▼▼▼

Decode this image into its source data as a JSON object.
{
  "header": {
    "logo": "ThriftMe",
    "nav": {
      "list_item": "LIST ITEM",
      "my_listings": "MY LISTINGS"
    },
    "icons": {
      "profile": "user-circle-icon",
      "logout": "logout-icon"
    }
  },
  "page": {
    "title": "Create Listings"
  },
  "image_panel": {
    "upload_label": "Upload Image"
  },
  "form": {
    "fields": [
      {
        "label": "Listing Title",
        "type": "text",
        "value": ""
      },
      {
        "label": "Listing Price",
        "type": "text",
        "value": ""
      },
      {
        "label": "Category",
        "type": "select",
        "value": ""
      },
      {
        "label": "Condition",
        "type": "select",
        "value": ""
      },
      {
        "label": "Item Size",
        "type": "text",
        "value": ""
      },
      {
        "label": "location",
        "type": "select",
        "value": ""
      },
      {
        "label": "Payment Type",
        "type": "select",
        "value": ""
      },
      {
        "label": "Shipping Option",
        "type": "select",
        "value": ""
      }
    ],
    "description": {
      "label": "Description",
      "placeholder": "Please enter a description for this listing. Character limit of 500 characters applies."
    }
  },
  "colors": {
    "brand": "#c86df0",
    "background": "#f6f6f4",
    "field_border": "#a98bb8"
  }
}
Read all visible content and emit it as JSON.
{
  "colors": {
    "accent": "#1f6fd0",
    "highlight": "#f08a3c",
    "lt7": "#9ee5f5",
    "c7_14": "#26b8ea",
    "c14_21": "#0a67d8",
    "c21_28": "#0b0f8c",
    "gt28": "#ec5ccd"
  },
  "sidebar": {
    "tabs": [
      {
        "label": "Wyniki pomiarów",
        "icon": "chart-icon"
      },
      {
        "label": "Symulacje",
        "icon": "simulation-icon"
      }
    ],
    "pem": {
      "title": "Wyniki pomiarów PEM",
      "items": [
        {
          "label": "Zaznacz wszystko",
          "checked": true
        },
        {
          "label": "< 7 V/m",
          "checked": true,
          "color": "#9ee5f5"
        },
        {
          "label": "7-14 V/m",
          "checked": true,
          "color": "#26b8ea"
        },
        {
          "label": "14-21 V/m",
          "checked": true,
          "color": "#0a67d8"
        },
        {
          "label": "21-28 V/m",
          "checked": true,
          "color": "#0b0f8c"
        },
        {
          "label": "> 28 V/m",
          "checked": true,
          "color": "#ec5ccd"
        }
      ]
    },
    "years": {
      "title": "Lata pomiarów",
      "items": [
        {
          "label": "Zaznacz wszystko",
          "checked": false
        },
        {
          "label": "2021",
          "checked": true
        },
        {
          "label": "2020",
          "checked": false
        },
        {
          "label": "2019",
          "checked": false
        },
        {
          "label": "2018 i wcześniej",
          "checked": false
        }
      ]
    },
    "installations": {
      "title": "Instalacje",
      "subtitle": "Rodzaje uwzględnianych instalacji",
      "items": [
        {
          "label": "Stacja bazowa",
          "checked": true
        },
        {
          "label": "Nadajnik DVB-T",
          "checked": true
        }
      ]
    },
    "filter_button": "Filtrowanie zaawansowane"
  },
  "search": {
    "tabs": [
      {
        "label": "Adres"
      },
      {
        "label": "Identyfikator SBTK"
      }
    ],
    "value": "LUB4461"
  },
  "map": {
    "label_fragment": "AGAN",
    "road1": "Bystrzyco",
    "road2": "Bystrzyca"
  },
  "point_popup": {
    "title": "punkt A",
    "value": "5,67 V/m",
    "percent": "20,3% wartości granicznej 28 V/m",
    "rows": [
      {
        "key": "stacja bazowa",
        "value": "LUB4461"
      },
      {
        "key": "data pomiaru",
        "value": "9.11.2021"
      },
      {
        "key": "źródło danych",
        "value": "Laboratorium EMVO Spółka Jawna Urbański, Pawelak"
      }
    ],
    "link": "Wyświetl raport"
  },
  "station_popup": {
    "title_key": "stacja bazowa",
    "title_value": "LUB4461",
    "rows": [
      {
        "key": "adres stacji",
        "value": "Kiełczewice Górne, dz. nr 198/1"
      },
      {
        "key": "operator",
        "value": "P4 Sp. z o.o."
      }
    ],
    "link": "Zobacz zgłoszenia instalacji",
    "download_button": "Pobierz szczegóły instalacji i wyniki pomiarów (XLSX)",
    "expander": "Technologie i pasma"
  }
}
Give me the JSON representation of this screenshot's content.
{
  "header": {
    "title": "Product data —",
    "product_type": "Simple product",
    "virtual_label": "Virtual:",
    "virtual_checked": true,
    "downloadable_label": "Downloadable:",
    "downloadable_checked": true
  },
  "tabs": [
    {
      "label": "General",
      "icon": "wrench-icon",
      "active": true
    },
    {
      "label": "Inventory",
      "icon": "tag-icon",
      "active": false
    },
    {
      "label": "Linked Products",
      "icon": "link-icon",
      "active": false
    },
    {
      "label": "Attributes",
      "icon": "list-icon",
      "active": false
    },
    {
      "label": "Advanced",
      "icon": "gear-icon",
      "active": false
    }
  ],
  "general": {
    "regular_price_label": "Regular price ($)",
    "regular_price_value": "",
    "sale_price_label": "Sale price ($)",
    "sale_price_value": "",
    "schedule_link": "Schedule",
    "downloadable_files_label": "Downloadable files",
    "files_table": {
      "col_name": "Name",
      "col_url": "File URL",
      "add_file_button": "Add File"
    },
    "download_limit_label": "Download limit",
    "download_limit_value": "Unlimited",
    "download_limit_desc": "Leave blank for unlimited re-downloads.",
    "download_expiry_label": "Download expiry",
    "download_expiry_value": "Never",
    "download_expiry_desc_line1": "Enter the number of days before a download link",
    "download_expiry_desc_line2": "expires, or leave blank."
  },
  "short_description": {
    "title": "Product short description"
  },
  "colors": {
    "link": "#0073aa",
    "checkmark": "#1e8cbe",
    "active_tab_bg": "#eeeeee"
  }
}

▲▲▲

Using the listing above, return all lines where the word "pomiarów" occurs.

        "label": "Wyniki pomiarów",
      "title": "Wyniki pomiarów PEM",
      "title": "Lata pomiarów",
    "download_button": "Pobierz szczegóły instalacji i wyniki pomiarów (XLSX)",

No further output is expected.